→ Problem description: Check each line of the listing for the string "range", then state how many lines have it. Only the number is wanted.

[Begin Record list]

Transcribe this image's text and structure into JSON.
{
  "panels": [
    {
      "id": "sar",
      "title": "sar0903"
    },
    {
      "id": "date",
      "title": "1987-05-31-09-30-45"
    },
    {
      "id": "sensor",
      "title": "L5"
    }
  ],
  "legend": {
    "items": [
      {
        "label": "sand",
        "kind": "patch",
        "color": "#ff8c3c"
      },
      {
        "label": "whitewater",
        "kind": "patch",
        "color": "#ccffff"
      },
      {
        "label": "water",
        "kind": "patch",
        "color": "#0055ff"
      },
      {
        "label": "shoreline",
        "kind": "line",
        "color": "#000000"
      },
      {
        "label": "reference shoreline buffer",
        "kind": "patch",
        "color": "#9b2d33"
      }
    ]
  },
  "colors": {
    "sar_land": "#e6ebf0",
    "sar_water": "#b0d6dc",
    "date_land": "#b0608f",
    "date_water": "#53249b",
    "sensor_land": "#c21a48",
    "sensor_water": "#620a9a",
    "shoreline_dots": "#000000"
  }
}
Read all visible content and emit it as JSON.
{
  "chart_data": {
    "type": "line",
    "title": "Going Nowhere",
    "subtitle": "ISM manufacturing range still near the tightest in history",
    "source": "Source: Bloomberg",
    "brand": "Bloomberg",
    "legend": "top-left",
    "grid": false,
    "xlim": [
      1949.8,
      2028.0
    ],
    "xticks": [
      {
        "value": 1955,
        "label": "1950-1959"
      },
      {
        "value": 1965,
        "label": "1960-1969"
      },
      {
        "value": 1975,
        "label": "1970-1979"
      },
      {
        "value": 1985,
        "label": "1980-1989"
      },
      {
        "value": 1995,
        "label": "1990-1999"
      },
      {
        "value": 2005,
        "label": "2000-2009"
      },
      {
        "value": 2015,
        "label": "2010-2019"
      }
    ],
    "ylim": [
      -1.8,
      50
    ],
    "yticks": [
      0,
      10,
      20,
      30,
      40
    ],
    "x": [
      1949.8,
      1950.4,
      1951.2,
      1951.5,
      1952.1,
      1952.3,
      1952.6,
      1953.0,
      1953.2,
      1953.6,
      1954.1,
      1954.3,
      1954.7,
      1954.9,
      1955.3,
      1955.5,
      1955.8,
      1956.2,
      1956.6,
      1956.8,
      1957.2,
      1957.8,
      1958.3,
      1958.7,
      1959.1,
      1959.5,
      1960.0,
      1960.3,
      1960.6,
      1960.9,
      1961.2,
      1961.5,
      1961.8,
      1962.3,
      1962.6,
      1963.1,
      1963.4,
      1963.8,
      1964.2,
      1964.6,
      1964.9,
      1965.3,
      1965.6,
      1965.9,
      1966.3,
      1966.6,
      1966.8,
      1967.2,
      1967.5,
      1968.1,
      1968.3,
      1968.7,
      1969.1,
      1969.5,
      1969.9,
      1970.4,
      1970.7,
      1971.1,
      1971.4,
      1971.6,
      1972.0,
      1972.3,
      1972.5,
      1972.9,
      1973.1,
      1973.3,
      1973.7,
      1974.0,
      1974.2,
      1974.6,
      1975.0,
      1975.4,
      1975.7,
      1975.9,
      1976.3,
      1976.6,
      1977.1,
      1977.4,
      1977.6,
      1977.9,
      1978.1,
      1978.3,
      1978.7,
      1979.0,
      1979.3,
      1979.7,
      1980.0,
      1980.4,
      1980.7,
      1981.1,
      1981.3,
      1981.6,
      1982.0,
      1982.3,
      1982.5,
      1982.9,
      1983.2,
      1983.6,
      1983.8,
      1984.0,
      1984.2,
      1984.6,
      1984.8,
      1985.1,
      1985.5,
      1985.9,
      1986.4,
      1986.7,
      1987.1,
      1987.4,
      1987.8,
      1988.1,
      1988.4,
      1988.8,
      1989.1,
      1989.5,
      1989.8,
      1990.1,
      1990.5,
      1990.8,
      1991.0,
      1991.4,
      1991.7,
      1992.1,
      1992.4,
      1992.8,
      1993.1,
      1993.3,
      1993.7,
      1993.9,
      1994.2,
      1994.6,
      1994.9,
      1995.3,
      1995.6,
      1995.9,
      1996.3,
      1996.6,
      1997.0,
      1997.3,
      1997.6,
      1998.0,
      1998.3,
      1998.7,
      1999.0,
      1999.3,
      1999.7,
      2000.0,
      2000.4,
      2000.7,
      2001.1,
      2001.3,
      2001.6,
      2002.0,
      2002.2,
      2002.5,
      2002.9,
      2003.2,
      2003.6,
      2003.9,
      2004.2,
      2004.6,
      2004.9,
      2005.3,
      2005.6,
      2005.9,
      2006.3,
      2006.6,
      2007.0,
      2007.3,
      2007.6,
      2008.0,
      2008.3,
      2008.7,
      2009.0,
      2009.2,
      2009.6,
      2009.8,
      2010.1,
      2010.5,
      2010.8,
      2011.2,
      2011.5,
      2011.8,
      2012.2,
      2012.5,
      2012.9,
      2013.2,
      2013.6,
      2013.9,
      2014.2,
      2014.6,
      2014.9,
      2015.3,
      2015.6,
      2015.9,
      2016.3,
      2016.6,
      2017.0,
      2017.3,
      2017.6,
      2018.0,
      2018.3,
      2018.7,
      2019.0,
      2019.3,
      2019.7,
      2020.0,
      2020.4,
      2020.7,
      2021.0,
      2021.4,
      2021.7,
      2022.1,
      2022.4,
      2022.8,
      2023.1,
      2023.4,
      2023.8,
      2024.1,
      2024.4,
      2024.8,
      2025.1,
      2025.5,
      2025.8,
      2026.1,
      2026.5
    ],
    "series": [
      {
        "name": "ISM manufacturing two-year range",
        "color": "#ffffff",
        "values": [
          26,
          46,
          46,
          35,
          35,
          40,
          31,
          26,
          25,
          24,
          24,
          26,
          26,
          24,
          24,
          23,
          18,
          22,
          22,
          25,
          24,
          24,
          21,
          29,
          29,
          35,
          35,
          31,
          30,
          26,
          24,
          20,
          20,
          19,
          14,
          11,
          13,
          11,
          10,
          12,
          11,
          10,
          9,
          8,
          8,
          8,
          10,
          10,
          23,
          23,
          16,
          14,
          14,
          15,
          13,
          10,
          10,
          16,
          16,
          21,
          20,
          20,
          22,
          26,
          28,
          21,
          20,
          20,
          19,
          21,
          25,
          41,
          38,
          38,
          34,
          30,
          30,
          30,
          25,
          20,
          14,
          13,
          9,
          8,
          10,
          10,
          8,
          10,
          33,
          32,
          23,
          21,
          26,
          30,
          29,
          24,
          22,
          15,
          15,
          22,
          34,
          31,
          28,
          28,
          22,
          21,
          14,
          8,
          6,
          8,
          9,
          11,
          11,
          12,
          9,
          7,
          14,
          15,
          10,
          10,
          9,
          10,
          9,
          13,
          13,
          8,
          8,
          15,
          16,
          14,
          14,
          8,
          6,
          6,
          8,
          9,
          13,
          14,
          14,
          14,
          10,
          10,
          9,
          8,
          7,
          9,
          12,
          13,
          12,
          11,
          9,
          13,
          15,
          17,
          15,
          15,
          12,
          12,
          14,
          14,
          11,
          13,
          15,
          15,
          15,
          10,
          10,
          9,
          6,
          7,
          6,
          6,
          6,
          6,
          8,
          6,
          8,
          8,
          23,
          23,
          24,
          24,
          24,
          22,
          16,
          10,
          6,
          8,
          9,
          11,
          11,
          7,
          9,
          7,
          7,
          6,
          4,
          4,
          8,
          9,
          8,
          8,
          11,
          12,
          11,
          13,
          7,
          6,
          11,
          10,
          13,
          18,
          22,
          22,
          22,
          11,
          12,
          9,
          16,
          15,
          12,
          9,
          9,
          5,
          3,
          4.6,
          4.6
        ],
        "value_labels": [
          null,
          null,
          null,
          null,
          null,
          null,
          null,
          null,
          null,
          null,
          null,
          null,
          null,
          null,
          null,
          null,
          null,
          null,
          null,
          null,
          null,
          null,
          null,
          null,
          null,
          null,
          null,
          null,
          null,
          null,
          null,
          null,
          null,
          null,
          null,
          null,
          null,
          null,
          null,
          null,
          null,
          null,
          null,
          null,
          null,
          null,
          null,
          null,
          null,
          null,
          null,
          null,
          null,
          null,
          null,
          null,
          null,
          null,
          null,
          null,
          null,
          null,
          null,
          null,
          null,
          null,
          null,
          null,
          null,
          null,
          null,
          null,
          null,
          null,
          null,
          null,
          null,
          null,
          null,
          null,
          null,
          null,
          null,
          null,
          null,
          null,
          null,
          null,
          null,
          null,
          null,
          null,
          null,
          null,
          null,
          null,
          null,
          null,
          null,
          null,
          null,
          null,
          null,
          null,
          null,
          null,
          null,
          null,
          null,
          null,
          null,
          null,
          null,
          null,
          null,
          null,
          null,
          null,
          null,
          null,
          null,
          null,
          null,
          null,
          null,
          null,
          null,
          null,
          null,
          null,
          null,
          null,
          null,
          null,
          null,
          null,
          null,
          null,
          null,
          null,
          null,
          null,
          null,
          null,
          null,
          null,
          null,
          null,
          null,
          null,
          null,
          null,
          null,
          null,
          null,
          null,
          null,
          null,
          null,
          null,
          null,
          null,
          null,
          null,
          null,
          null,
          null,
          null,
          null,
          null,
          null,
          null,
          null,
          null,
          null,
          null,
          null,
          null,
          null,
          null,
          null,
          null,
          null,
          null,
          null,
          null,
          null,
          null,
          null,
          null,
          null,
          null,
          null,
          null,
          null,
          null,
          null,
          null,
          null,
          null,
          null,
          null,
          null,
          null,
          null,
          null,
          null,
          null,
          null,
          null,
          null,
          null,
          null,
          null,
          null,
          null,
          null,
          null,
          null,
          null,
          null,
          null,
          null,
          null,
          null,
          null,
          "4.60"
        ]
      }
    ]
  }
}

[End Record list]

→ Exercise response: 2